▶ _Task details_:
Select from the data all lines with the word "English".

▶ _Figure contents as structured data_:
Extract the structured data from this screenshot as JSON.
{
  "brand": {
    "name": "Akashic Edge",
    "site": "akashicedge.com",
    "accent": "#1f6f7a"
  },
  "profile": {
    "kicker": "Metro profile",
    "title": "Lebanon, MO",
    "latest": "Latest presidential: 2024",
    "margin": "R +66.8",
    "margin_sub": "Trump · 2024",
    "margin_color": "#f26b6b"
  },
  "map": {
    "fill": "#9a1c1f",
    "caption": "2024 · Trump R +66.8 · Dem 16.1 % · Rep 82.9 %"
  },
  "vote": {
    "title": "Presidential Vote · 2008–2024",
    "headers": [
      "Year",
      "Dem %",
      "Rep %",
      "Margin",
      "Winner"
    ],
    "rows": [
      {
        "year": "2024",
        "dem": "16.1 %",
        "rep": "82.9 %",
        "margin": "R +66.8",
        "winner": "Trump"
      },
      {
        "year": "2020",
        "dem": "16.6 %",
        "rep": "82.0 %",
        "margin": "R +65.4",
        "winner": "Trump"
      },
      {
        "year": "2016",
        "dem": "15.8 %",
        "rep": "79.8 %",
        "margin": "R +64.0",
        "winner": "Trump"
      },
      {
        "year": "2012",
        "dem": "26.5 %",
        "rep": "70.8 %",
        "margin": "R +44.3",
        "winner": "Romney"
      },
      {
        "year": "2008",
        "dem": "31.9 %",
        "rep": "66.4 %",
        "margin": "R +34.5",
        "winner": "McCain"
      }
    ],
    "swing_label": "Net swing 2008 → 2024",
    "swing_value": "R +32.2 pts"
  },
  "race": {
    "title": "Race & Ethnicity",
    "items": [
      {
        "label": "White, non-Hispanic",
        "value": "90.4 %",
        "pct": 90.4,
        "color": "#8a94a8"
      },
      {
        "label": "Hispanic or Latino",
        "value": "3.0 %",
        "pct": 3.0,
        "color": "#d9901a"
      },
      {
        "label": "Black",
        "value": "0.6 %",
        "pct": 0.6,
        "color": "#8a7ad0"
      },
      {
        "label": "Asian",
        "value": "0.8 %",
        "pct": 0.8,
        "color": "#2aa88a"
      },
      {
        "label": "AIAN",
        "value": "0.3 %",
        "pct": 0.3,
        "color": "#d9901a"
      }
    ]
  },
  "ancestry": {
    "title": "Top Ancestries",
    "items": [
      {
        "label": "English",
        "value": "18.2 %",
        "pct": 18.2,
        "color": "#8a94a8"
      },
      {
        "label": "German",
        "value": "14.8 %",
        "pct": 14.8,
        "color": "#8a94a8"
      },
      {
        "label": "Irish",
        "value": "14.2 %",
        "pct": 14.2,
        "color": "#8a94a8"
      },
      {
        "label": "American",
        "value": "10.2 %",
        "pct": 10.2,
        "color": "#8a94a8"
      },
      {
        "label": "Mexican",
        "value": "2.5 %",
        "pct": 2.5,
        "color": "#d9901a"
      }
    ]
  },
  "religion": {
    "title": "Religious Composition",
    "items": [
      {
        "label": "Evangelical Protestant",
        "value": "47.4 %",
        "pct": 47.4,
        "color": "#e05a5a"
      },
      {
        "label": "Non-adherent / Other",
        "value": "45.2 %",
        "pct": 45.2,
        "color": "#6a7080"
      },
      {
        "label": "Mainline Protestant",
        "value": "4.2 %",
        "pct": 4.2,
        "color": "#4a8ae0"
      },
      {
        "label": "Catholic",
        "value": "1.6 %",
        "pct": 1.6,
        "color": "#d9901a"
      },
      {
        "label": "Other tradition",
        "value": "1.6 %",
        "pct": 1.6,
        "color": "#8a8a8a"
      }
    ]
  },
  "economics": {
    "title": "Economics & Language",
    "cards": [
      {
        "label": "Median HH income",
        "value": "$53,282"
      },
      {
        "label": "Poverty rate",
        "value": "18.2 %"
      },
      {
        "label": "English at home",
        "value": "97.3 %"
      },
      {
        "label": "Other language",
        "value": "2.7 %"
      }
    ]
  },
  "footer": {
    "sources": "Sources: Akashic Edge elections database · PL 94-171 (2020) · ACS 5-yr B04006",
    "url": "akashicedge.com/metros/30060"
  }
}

▶ _Answer to the task_:
        "label": "English",
        "label": "English at home",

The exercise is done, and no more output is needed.